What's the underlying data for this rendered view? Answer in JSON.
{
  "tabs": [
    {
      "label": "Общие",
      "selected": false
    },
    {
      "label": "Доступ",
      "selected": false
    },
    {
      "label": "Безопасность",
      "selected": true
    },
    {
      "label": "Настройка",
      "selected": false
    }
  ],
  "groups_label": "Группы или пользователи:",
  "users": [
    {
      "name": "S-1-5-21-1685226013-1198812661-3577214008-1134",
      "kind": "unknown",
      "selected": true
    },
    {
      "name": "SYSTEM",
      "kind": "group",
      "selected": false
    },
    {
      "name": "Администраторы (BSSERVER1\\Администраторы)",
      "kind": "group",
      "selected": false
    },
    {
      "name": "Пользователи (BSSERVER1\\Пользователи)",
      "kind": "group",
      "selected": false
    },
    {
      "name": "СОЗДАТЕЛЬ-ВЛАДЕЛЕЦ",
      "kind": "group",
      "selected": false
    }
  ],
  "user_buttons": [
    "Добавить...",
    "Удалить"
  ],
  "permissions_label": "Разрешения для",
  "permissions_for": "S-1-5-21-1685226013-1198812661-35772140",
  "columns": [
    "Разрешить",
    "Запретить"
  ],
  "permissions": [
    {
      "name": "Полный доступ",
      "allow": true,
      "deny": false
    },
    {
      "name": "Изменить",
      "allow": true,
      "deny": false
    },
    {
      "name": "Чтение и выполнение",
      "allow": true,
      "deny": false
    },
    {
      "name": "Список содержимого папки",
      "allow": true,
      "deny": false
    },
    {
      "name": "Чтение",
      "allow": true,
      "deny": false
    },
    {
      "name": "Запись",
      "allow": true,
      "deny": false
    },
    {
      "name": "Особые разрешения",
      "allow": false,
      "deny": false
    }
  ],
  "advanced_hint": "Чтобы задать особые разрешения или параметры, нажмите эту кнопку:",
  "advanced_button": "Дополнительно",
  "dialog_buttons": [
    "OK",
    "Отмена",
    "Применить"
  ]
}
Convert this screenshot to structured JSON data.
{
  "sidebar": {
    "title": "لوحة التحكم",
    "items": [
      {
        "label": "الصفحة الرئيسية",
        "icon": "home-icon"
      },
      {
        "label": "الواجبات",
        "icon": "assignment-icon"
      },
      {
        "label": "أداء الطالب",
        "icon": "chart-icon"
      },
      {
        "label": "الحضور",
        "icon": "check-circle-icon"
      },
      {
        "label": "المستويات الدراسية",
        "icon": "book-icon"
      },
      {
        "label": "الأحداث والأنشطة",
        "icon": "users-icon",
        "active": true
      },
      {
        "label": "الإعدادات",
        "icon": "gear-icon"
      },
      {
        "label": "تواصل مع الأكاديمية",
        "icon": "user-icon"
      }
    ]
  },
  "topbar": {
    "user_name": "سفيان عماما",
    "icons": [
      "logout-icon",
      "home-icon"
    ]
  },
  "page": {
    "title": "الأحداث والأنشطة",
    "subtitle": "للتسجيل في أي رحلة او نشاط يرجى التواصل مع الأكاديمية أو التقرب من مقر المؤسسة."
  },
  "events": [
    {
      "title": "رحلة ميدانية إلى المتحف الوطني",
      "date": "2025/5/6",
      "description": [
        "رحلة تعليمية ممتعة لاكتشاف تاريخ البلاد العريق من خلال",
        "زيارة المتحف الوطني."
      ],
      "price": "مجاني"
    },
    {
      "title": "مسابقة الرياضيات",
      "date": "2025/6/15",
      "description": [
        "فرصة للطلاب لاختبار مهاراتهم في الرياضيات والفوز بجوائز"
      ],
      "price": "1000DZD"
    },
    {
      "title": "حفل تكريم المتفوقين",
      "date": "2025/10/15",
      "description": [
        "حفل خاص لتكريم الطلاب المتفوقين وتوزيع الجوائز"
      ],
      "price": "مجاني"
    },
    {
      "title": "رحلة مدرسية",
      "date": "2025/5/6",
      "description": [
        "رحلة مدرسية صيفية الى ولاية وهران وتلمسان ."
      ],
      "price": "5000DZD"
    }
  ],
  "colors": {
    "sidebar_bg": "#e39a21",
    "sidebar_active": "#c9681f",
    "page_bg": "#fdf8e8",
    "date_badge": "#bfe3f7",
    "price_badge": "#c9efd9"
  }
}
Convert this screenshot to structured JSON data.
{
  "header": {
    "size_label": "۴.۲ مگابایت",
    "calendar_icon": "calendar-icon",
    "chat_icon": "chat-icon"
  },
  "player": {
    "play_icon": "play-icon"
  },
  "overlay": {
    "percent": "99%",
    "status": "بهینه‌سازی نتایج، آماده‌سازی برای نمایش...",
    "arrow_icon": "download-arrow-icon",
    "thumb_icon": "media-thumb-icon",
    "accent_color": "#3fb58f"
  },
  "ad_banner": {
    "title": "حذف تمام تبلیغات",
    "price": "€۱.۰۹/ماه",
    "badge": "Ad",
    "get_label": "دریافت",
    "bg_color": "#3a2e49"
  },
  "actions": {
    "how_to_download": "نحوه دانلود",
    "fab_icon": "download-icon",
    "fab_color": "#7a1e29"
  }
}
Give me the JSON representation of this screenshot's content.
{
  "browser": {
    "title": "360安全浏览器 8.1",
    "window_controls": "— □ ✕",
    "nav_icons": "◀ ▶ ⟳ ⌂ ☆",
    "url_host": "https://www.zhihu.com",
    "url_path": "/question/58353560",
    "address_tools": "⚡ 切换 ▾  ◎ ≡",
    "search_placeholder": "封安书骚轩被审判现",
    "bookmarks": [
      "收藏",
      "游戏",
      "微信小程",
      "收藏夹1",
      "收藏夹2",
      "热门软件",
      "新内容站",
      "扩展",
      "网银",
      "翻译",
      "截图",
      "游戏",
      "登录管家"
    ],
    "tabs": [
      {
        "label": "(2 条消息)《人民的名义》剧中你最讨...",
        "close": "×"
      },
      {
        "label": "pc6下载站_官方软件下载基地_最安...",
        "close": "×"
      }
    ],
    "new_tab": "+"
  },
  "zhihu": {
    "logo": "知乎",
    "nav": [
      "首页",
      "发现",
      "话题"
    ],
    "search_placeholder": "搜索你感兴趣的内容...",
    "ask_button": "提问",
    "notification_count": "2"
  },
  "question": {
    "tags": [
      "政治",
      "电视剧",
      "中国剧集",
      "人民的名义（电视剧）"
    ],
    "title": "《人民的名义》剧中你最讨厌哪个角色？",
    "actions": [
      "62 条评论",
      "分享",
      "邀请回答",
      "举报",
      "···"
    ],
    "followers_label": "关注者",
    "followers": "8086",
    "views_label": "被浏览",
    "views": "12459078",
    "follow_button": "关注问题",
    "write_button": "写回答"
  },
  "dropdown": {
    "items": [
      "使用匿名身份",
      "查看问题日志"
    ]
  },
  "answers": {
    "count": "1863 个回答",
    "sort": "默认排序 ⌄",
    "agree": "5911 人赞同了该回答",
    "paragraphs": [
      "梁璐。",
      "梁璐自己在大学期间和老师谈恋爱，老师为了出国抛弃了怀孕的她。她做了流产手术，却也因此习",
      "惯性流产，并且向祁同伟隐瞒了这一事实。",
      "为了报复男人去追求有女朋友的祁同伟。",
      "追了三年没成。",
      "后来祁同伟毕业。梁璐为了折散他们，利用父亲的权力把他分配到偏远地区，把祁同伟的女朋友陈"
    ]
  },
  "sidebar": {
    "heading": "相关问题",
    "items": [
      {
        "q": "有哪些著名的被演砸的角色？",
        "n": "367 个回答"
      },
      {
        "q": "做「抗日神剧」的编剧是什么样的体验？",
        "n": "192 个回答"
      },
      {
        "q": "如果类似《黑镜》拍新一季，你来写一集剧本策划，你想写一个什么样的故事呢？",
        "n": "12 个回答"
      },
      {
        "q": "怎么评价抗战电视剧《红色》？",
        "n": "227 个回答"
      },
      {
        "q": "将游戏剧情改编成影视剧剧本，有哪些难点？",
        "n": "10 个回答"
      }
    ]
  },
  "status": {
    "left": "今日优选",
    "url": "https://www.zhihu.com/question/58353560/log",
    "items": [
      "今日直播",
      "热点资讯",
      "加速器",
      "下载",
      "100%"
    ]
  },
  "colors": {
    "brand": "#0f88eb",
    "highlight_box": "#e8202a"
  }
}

==================================================

=== What is expected ===
Count the lines in the records above that contain the word "الأكاديمية", and give only that number.

=== Exercise response ===
2